◆ Document text:
=== Begin Enclosure ===
Conflict of Interest. DSK, WK, and RD hold equity and are employees of a new venture seeking to stabilize mRNA molecules. WR and MD are employees of Kaggle.

Figures

Figure 1.
Figure 1.
Dual-crowdsourcing setup for creating predictive models of RNA degradation. A. mRNA molecules fold into secondary structures containing unpaired regions prone to hydrolysis and limiting to therapeutic stability. B. Screenshot of the OpenVaccine Kaggle competition public leaderboard. C. Screenshot of an example construct designed by an Eterna participant in the “Roll Your Own Structure” challenge (“rainbow tetraloops 7” by Omei). D. tSNE projection of training sequences of “Roll-Your-Own-Structure” Round I, marker style and colors indicating 150 Eterna participants. Lines indicate example short 68 nt RNA fragments. E. Timelines of dual crowdsourced challenges. Eterna participants designed datasets that were used for training and blind test data for Kaggle machine learning competition to predict RNA chemical mapping signal and degradation. F. Kaggle participants were given RNA sequence and structure information and asked to predict RNA degradation profiles and SHAPE reactivity. Error bars represent standard deviation.
=== End Enclosure ===
◆ Recorded information:
=== Begin Enclosure ===
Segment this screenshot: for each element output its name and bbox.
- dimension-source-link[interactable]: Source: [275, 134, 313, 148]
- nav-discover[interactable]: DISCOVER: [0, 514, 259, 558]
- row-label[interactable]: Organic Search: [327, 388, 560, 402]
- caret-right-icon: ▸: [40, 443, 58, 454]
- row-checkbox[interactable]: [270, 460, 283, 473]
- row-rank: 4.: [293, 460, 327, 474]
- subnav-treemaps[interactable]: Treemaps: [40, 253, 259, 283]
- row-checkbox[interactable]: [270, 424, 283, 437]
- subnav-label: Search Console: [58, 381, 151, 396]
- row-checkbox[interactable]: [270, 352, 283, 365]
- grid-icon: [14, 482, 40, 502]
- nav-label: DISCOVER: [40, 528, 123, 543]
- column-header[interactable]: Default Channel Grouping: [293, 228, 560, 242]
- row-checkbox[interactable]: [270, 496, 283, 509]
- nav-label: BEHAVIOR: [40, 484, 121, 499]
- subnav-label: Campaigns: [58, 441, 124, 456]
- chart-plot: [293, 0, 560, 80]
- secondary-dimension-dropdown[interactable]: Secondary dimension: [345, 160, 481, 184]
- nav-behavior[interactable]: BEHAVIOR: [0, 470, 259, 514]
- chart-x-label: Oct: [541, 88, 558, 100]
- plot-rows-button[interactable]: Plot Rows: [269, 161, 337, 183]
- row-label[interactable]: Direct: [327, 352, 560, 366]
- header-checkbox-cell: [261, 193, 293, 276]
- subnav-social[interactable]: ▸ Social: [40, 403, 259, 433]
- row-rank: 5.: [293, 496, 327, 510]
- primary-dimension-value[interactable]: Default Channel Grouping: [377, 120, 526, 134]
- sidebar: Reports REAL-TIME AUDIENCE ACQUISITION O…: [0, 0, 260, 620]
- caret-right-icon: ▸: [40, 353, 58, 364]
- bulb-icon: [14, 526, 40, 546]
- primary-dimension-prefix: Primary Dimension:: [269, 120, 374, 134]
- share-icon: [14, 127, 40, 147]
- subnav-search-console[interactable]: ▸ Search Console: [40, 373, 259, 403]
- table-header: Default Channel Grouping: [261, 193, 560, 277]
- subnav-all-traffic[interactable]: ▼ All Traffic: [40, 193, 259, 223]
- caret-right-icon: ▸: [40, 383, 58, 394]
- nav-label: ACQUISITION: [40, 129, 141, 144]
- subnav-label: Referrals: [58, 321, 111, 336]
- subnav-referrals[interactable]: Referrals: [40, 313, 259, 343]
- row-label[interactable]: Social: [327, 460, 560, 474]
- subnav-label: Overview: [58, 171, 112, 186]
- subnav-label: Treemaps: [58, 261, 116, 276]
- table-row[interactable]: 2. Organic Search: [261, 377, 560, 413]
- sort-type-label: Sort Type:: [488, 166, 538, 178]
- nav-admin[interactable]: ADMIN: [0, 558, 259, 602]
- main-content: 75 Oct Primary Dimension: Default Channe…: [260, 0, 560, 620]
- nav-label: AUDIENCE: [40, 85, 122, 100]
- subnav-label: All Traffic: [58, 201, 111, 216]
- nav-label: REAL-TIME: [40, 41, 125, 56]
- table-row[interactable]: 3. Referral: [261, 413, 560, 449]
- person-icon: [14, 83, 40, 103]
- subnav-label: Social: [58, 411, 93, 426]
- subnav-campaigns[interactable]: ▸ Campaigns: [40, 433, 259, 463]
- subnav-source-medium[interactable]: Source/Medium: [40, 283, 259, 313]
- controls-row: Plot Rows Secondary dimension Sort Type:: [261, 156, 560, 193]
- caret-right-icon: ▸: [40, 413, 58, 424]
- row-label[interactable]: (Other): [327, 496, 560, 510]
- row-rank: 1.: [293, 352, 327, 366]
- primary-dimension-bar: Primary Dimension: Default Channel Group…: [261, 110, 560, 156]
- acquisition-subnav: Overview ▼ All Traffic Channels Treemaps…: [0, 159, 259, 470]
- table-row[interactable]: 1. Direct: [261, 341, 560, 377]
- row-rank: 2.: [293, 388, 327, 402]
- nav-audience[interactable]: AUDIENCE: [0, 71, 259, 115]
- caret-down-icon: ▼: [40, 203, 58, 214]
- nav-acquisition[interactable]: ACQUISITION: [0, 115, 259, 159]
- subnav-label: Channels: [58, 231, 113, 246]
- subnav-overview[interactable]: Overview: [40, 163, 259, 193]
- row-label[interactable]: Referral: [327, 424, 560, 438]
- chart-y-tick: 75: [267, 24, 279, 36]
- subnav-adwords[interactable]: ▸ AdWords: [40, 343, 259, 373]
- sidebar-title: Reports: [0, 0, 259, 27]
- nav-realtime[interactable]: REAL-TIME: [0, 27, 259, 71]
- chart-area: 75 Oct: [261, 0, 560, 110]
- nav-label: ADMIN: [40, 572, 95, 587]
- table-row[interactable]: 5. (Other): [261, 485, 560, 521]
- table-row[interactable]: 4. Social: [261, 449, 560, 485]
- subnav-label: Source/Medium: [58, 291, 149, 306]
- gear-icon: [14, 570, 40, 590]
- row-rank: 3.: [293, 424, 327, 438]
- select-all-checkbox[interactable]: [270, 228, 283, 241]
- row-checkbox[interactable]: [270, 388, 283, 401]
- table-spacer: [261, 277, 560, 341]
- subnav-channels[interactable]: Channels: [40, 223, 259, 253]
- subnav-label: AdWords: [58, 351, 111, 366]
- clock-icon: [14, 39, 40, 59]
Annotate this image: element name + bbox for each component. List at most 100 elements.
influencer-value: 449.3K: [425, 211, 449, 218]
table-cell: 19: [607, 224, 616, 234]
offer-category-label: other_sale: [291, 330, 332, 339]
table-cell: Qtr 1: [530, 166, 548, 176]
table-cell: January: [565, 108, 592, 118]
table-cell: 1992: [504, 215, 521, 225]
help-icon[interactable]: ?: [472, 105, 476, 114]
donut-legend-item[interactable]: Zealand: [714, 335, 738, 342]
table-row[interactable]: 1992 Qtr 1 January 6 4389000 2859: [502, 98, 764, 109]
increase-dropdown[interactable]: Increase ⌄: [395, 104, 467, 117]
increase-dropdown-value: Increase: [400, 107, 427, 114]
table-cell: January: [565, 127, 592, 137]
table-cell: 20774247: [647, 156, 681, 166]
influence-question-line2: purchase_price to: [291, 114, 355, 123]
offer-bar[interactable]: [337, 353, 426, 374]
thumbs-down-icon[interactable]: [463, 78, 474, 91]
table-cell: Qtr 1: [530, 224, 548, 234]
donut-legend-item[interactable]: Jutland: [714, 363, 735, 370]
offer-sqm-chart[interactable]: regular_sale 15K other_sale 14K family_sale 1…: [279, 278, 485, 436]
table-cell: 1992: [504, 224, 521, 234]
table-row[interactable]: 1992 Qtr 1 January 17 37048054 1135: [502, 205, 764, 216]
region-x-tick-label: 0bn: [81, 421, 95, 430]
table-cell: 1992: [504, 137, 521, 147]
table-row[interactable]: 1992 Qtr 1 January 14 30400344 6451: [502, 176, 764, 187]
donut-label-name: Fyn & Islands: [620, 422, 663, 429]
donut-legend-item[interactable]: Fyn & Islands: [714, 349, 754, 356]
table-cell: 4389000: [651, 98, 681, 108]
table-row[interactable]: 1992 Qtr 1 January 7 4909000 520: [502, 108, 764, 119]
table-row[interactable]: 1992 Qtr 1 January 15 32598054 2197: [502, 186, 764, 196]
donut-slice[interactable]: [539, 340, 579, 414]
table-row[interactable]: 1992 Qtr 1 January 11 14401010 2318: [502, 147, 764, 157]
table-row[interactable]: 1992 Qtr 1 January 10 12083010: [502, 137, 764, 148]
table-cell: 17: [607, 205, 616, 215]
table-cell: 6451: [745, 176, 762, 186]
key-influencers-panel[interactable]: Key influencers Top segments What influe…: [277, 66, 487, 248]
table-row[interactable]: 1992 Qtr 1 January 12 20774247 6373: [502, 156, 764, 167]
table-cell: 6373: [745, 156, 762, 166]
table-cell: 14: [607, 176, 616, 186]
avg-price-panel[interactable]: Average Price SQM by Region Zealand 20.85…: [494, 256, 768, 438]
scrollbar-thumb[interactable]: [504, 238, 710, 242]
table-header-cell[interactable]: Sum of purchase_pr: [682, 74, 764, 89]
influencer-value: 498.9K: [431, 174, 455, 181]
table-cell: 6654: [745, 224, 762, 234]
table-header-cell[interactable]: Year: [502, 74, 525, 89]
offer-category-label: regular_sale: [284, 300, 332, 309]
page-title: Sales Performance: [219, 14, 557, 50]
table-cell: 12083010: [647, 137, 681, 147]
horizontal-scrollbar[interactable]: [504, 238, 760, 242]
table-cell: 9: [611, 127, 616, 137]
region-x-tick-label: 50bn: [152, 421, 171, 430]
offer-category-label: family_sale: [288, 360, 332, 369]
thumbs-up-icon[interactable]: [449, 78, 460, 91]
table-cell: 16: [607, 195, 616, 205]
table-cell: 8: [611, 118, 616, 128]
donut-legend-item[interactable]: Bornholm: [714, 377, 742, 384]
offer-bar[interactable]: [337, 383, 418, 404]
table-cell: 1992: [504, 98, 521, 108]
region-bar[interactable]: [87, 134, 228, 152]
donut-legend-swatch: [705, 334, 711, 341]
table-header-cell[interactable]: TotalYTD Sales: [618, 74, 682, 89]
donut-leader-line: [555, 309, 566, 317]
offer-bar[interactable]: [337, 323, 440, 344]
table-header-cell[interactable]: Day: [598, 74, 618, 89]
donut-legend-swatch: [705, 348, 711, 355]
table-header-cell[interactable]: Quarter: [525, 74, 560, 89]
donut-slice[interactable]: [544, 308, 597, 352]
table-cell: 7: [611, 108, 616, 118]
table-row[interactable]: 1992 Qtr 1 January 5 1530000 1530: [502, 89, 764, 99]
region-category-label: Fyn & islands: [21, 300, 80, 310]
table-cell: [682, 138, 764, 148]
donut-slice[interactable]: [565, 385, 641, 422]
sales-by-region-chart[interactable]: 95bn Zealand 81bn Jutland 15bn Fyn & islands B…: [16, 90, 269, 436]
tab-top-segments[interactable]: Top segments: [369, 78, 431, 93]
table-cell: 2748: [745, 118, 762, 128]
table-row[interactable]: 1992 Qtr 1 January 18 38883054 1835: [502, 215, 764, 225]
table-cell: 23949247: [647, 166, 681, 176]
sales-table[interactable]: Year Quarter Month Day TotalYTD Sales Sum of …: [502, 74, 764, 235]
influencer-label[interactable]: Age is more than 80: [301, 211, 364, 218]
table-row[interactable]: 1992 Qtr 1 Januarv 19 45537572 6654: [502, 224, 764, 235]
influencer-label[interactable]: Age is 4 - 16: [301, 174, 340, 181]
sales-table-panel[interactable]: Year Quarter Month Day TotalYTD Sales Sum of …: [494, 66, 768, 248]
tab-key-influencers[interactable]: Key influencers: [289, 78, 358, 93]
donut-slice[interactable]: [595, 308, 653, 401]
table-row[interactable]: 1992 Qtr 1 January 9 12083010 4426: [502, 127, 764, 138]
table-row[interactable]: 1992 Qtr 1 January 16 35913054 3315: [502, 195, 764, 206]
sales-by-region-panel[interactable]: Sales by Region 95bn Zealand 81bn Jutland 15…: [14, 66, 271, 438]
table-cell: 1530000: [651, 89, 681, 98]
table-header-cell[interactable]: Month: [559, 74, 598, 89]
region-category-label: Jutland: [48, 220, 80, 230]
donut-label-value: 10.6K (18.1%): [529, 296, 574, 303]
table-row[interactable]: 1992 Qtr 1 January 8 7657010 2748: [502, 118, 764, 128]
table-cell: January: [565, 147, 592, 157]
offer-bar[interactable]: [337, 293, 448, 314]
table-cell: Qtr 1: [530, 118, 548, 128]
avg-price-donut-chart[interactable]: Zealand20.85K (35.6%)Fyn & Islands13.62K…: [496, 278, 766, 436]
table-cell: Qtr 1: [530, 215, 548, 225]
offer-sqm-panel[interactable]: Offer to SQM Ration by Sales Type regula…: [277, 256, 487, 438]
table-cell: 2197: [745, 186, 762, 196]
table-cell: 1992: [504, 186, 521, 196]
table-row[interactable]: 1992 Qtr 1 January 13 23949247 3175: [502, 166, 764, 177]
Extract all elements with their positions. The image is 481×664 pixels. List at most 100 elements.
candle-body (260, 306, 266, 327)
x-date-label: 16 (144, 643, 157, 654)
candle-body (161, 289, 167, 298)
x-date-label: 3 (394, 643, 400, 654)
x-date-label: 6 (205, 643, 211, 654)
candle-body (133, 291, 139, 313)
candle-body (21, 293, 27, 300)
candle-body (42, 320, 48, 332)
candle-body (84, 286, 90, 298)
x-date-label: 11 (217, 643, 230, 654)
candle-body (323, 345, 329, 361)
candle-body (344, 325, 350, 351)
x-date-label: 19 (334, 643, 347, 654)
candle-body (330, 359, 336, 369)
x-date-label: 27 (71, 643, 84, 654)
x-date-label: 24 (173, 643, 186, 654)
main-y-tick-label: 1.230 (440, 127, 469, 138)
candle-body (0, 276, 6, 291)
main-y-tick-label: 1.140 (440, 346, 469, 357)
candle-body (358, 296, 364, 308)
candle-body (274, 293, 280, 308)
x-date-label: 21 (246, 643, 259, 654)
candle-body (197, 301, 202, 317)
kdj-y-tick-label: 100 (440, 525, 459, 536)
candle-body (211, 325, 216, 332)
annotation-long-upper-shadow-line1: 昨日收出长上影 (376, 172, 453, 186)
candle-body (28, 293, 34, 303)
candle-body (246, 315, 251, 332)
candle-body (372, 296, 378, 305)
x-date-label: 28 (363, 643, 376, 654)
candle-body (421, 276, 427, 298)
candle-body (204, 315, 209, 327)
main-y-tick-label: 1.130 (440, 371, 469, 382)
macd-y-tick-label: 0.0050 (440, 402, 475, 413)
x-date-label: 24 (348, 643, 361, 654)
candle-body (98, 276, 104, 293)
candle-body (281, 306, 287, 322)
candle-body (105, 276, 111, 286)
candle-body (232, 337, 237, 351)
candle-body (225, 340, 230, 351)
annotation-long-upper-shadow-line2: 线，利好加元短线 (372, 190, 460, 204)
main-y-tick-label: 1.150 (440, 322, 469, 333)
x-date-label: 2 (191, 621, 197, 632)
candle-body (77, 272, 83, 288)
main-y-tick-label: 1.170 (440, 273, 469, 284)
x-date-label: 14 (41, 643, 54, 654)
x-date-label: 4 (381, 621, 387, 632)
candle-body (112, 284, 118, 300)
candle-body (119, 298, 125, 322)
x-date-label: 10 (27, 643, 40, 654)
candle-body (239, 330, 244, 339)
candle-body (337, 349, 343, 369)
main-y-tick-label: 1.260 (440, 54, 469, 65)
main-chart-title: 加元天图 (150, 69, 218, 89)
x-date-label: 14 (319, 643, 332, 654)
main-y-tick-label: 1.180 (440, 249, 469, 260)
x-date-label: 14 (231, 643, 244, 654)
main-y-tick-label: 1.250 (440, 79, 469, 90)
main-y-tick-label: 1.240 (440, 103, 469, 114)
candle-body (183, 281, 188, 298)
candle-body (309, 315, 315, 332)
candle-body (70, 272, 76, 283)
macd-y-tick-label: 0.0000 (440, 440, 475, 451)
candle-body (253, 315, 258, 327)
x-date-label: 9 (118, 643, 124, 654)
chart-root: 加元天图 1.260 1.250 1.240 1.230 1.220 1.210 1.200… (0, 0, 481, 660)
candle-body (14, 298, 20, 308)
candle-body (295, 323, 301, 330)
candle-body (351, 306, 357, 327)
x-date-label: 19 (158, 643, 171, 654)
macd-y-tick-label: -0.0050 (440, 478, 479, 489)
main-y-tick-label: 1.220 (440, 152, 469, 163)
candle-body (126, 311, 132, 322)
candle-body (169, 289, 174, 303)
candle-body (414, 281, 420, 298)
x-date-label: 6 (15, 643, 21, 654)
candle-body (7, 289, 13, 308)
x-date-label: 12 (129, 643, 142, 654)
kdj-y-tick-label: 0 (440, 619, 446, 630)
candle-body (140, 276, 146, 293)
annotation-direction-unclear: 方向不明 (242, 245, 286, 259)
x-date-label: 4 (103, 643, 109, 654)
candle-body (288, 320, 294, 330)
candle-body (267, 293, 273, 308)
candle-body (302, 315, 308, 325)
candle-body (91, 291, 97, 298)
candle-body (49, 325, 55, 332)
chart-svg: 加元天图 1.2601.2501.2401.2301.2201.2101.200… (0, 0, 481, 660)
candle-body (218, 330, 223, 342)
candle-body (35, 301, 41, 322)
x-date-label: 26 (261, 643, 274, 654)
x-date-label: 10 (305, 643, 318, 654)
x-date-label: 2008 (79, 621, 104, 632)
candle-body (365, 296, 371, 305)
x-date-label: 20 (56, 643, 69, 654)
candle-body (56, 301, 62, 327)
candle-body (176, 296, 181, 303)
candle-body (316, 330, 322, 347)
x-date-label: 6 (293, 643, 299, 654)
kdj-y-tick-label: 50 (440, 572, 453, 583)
=== End Enclosure ===
◆ What you need to do:
**a.** Update the excerpt on RNA degradation in the part that opens with "Conflict of Interest." and closes with "employees of Kaggle.", swapping "new venture" for "startup company".
**b.** Take the excerpt on crowdsourced RNA degradation models further, picking up right after its final sentence.

◆ Numbered answers:
**a.**
Conflict of Interest. DSK, WK, and RD hold equity and are employees of a startup company seeking to stabilize mRNA molecules. WR and MD are employees of Kaggle.

**b.**
Figure 2.
Figure 2.
Signal-noise filtering and hierarchical clustering was used to filter the constructs designed by Eterna participants to create a test set of constructs that were maximally distant from other test constructs. Heatmaps of datatype “deg_Mg_pH10”.
Figure 3.
Figure 3.
Deep learning strategies used in competition. (A) Public test vs. private test performance of all teams in Kaggle challenge. Black star: experimental error. Red star: DegScore baseline model. Orange star: DegScore-XGB model using DegScore featurization with XGBoost. Purple star: baseline kernel used by many top-performing teams. (B) Distance embedding used to represent nucleotide proximity to other nucleotides in secondary structure. (C) Schematic of the single neural net (NN) architecture used by the first place solution. This solution combined two sets of features into a single NN architecture, which combined elements of classic RNNs and CNNs. (D) Schematic of the full solution pipeline for the second place solution. This solution combined single model neural networks, similar to the ones used for the first place solution, with more complex 2nd and 3rd level stacking using XGBoost as the higher level learner.
Figure 4.
Figure 4.
Deep-learning models can represent RNA-structure-based observables. (A) Representative structures from the best-predicted constructs from SHAPE modification (top row) and degradation at 10 mM Mg2+, pH 10, 1 day, 24 °C (Deg_Mg_pH10, bottom row). (B) Nullrecurrent model predictions and experimental signal, averaged over secondary structure motifs. (C) One failure mode for prediction came from constructs whose input secondary structure features were incorrectly predicted.
Figure 5.
Figure 5.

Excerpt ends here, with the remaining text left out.